▶ [Problem]: Report how many lines of the following entries include the string "diễn"; respond with the number alone.

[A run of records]
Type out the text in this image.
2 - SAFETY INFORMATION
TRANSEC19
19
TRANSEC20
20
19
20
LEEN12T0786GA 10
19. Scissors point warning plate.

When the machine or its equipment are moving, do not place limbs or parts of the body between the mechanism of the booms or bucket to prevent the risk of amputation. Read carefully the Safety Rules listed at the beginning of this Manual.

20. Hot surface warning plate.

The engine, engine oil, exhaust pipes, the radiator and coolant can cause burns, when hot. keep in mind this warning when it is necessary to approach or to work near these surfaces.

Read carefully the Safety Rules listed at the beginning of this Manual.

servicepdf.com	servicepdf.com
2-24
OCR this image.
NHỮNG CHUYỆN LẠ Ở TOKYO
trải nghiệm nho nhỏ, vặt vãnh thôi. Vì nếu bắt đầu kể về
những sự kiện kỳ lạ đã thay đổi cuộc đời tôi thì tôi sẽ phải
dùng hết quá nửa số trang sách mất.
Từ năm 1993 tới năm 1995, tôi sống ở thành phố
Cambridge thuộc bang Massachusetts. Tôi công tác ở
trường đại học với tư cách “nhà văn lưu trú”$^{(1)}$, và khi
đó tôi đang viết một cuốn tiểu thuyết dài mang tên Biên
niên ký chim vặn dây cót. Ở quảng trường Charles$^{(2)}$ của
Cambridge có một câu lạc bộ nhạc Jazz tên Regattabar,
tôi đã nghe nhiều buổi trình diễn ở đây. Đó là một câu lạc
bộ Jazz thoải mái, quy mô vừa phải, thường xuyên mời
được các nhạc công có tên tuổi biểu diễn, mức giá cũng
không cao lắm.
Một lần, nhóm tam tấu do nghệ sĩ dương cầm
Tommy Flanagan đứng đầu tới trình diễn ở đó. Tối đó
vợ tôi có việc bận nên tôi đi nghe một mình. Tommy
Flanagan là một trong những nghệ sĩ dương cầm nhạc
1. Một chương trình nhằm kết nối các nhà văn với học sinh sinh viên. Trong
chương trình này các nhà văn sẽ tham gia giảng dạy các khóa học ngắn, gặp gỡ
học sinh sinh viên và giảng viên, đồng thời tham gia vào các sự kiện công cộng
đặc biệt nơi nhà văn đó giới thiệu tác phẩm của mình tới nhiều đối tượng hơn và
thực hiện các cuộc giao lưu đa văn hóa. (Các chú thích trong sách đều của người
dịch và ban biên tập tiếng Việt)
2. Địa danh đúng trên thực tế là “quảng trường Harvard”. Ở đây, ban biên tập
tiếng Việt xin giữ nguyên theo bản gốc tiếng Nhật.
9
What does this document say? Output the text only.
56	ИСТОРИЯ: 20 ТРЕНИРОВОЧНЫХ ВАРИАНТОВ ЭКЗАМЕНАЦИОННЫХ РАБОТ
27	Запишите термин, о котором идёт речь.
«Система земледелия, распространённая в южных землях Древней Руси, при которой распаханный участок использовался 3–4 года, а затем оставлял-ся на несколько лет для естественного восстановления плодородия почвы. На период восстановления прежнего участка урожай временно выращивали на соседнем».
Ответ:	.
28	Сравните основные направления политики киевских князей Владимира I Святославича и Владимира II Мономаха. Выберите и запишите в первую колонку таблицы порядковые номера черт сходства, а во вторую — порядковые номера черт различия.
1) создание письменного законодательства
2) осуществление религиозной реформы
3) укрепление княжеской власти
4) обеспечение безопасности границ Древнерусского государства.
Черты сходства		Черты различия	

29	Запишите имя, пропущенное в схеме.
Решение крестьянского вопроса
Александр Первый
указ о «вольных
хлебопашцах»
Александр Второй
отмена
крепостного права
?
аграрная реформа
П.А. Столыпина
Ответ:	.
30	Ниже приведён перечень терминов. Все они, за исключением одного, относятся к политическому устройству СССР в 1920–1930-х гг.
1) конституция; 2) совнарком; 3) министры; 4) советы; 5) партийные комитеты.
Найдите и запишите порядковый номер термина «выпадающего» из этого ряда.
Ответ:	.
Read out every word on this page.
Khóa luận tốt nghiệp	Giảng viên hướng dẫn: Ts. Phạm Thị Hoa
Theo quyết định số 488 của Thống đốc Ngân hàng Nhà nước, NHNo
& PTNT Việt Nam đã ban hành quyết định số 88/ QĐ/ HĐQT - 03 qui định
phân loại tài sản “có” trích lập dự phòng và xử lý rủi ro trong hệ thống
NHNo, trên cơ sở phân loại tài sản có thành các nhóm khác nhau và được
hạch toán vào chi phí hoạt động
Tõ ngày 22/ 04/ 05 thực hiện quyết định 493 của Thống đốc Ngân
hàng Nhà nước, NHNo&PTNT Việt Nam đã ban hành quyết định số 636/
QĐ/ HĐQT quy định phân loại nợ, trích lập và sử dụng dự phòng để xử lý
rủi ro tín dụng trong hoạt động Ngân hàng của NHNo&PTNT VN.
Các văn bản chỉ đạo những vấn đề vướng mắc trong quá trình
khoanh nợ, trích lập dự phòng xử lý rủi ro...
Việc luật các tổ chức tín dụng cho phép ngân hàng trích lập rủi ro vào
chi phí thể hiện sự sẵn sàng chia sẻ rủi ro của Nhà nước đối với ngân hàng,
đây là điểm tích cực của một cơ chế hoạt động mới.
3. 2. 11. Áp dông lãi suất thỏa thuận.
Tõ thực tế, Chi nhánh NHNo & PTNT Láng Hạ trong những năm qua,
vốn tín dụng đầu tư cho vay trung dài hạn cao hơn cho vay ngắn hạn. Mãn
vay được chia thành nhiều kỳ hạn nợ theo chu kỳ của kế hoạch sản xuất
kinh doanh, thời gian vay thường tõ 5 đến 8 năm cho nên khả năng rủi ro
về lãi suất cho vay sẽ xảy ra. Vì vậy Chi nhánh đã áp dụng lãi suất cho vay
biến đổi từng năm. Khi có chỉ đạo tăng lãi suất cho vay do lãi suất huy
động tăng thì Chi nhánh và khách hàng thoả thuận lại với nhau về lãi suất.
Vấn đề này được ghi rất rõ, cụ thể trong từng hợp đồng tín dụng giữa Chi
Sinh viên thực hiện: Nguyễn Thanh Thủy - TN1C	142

▶ [Exercise answer]: 3